- **WHAT TO PRODUCE**: Retype the data below without altering anything.
— START OF EXCERPTED DATA —
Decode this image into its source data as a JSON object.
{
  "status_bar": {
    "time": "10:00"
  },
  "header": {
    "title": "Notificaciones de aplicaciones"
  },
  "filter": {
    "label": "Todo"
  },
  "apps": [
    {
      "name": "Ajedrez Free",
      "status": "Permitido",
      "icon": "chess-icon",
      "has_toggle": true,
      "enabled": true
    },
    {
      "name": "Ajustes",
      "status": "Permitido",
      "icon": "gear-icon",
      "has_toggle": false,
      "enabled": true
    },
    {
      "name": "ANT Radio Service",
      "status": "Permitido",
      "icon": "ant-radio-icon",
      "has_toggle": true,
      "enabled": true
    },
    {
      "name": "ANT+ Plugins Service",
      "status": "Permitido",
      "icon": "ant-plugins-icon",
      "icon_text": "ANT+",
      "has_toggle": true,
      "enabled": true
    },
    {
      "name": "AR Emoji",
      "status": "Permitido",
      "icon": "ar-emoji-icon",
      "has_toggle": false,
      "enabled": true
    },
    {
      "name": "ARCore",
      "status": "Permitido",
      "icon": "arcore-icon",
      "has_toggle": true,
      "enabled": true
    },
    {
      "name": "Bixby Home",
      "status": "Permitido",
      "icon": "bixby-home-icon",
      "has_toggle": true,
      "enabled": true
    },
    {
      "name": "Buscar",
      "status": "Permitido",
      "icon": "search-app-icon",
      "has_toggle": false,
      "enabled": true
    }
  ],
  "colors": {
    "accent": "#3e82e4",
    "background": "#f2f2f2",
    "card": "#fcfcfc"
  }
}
— END OF EXCERPTED DATA —
- **OUTPUT OF THE TASK**:
Decode this image into its source data as a JSON object.
{
  "status_bar": {
    "time": "10:00"
  },
  "header": {
    "title": "Notificaciones de aplicaciones"
  },
  "filter": {
    "label": "Todo"
  },
  "apps": [
    {
      "name": "Ajedrez Free",
      "status": "Permitido",
      "icon": "chess-icon",
      "has_toggle": true,
      "enabled": true
    },
    {
      "name": "Ajustes",
      "status": "Permitido",
      "icon": "gear-icon",
      "has_toggle": false,
      "enabled": true
    },
    {
      "name": "ANT Radio Service",
      "status": "Permitido",
      "icon": "ant-radio-icon",
      "has_toggle": true,
      "enabled": true
    },
    {
      "name": "ANT+ Plugins Service",
      "status": "Permitido",
      "icon": "ant-plugins-icon",
      "icon_text": "ANT+",
      "has_toggle": true,
      "enabled": true
    },
    {
      "name": "AR Emoji",
      "status": "Permitido",
      "icon": "ar-emoji-icon",
      "has_toggle": false,
      "enabled": true
    },
    {
      "name": "ARCore",
      "status": "Permitido",
      "icon": "arcore-icon",
      "has_toggle": true,
      "enabled": true
    },
    {
      "name": "Bixby Home",
      "status": "Permitido",
      "icon": "bixby-home-icon",
      "has_toggle": true,
      "enabled": true
    },
    {
      "name": "Buscar",
      "status": "Permitido",
      "icon": "search-app-icon",
      "has_toggle": false,
      "enabled": true
    }
  ],
  "colors": {
    "accent": "#3e82e4",
    "background": "#f2f2f2",
    "card": "#fcfcfc"
  }
}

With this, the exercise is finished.